Provided records:
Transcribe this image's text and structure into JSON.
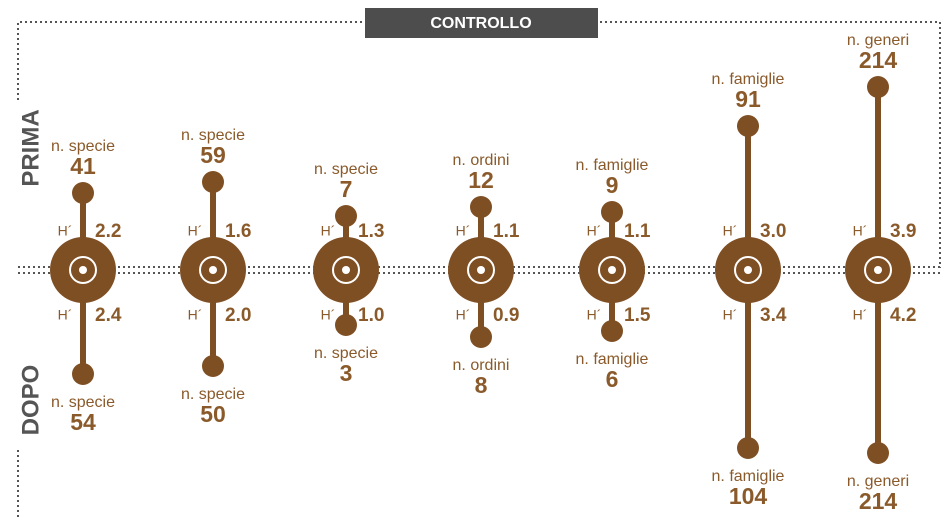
{
  "header": {
    "title": "CONTROLLO"
  },
  "side_labels": {
    "before": "PRIMA",
    "after": "DOPO"
  },
  "h_label": "H´",
  "columns": [
    {
      "before": {
        "label": "n. specie",
        "value": 41,
        "h": "2.2"
      },
      "after": {
        "label": "n. specie",
        "value": 54,
        "h": "2.4"
      }
    },
    {
      "before": {
        "label": "n. specie",
        "value": 59,
        "h": "1.6"
      },
      "after": {
        "label": "n. specie",
        "value": 50,
        "h": "2.0"
      }
    },
    {
      "before": {
        "label": "n. specie",
        "value": 7,
        "h": "1.3"
      },
      "after": {
        "label": "n. specie",
        "value": 3,
        "h": "1.0"
      }
    },
    {
      "before": {
        "label": "n. ordini",
        "value": 12,
        "h": "1.1"
      },
      "after": {
        "label": "n. ordini",
        "value": 8,
        "h": "0.9"
      }
    },
    {
      "before": {
        "label": "n. famiglie",
        "value": 9,
        "h": "1.1"
      },
      "after": {
        "label": "n. famiglie",
        "value": 6,
        "h": "1.5"
      }
    },
    {
      "before": {
        "label": "n. famiglie",
        "value": 91,
        "h": "3.0"
      },
      "after": {
        "label": "n. famiglie",
        "value": 104,
        "h": "3.4"
      }
    },
    {
      "before": {
        "label": "n. generi",
        "value": 214,
        "h": "3.9"
      },
      "after": {
        "label": "n. generi",
        "value": 214,
        "h": "4.2"
      }
    }
  ]
}
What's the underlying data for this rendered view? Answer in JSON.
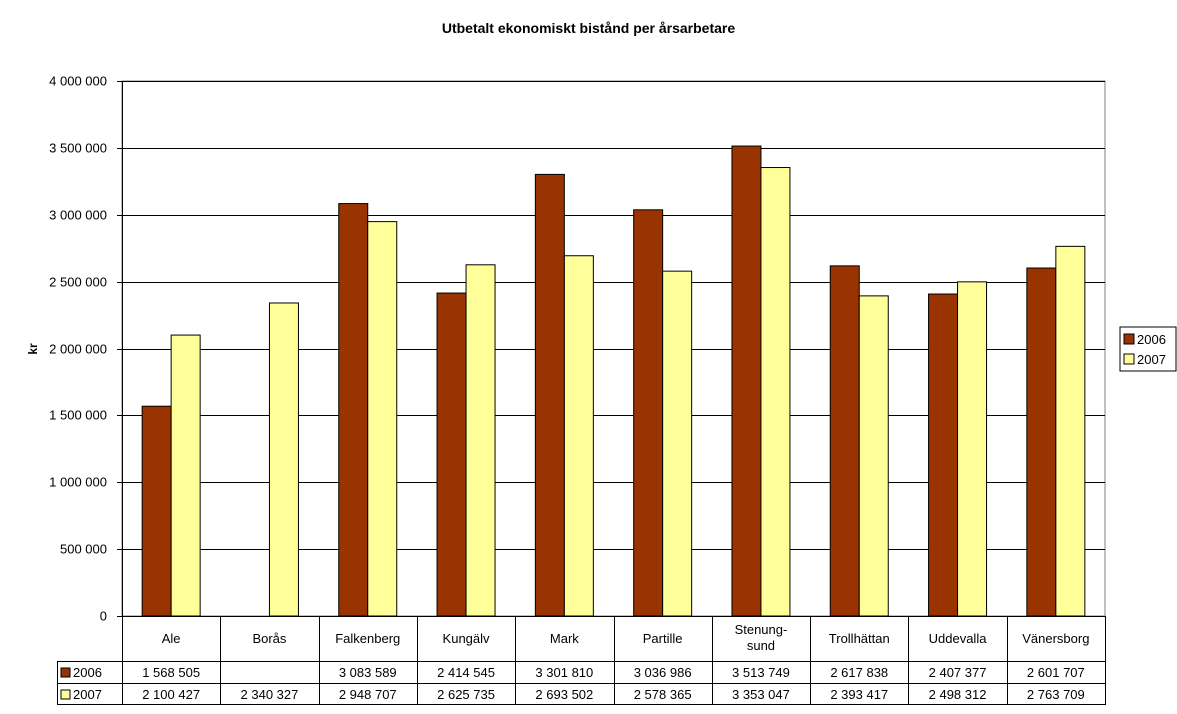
{
  "chart_data": {
    "type": "bar",
    "title": "Utbetalt ekonomiskt bistånd per årsarbetare",
    "ylabel": "kr",
    "xlabel": "",
    "ylim": [
      0,
      4000000
    ],
    "yticks": [
      "0",
      "500 000",
      "1 000 000",
      "1 500 000",
      "2 000 000",
      "2 500 000",
      "3 000 000",
      "3 500 000",
      "4 000 000"
    ],
    "ytick_values": [
      0,
      500000,
      1000000,
      1500000,
      2000000,
      2500000,
      3000000,
      3500000,
      4000000
    ],
    "categories": [
      "Ale",
      "Borås",
      "Falkenberg",
      "Kungälv",
      "Mark",
      "Partille",
      "Stenung-\nsund",
      "Trollhättan",
      "Uddevalla",
      "Vänersborg"
    ],
    "series": [
      {
        "name": "2006",
        "color": "#993300",
        "values": [
          1568505,
          null,
          3083589,
          2414545,
          3301810,
          3036986,
          3513749,
          2617838,
          2407377,
          2601707
        ],
        "labels": [
          "1 568 505",
          "",
          "3 083 589",
          "2 414 545",
          "3 301 810",
          "3 036 986",
          "3 513 749",
          "2 617 838",
          "2 407 377",
          "2 601 707"
        ]
      },
      {
        "name": "2007",
        "color": "#FFFF99",
        "values": [
          2100427,
          2340327,
          2948707,
          2625735,
          2693502,
          2578365,
          3353047,
          2393417,
          2498312,
          2763709
        ],
        "labels": [
          "2 100 427",
          "2 340 327",
          "2 948 707",
          "2 625 735",
          "2 693 502",
          "2 578 365",
          "3 353 047",
          "2 393 417",
          "2 498 312",
          "2 763 709"
        ]
      }
    ],
    "grid": true,
    "legend": "right",
    "data_table": true
  }
}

Written problem:
Using the records above, select and copy every line that has the word "JSON".

Answer to this task:
Transcribe this image's text and structure into JSON.
What's the underlying data for this rendered view? Answer in JSON.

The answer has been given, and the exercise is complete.